THE EXERCISE :: Repeat, without any change, the entries presented below.

DATA RECORDS ::
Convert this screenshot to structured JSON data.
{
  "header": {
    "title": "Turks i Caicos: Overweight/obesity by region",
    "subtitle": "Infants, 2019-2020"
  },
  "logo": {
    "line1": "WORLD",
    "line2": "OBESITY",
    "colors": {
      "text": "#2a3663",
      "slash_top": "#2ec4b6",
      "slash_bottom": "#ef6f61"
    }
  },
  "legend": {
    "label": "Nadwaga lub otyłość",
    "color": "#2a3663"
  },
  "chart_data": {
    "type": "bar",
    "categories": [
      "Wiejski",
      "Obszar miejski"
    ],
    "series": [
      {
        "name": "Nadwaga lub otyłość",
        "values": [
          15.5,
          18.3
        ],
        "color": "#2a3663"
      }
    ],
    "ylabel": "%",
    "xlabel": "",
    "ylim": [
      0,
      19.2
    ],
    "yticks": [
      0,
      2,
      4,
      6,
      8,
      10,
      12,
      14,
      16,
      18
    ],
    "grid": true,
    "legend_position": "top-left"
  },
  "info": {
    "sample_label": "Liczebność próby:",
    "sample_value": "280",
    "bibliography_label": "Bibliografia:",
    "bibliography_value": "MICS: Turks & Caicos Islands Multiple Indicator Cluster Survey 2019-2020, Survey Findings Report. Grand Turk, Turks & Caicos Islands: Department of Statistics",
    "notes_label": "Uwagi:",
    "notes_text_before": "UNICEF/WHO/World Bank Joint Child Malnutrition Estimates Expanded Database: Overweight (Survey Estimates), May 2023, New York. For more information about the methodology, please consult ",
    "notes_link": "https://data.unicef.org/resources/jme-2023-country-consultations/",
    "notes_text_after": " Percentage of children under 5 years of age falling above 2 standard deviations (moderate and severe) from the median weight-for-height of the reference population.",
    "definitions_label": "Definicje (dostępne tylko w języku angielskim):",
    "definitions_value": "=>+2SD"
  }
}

FINISHED TASK ::
Convert this screenshot to structured JSON data.
{
  "header": {
    "title": "Turks i Caicos: Overweight/obesity by region",
    "subtitle": "Infants, 2019-2020"
  },
  "logo": {
    "line1": "WORLD",
    "line2": "OBESITY",
    "colors": {
      "text": "#2a3663",
      "slash_top": "#2ec4b6",
      "slash_bottom": "#ef6f61"
    }
  },
  "legend": {
    "label": "Nadwaga lub otyłość",
    "color": "#2a3663"
  },
  "chart_data": {
    "type": "bar",
    "categories": [
      "Wiejski",
      "Obszar miejski"
    ],
    "series": [
      {
        "name": "Nadwaga lub otyłość",
        "values": [
          15.5,
          18.3
        ],
        "color": "#2a3663"
      }
    ],
    "ylabel": "%",
    "xlabel": "",
    "ylim": [
      0,
      19.2
    ],
    "yticks": [
      0,
      2,
      4,
      6,
      8,
      10,
      12,
      14,
      16,
      18
    ],
    "grid": true,
    "legend_position": "top-left"
  },
  "info": {
    "sample_label": "Liczebność próby:",
    "sample_value": "280",
    "bibliography_label": "Bibliografia:",
    "bibliography_value": "MICS: Turks & Caicos Islands Multiple Indicator Cluster Survey 2019-2020, Survey Findings Report. Grand Turk, Turks & Caicos Islands: Department of Statistics",
    "notes_label": "Uwagi:",
    "notes_text_before": "UNICEF/WHO/World Bank Joint Child Malnutrition Estimates Expanded Database: Overweight (Survey Estimates), May 2023, New York. For more information about the methodology, please consult ",
    "notes_link": "https://data.unicef.org/resources/jme-2023-country-consultations/",
    "notes_text_after": " Percentage of children under 5 years of age falling above 2 standard deviations (moderate and severe) from the median weight-for-height of the reference population.",
    "definitions_label": "Definicje (dostępne tylko w języku angielskim):",
    "definitions_value": "=>+2SD"
  }
}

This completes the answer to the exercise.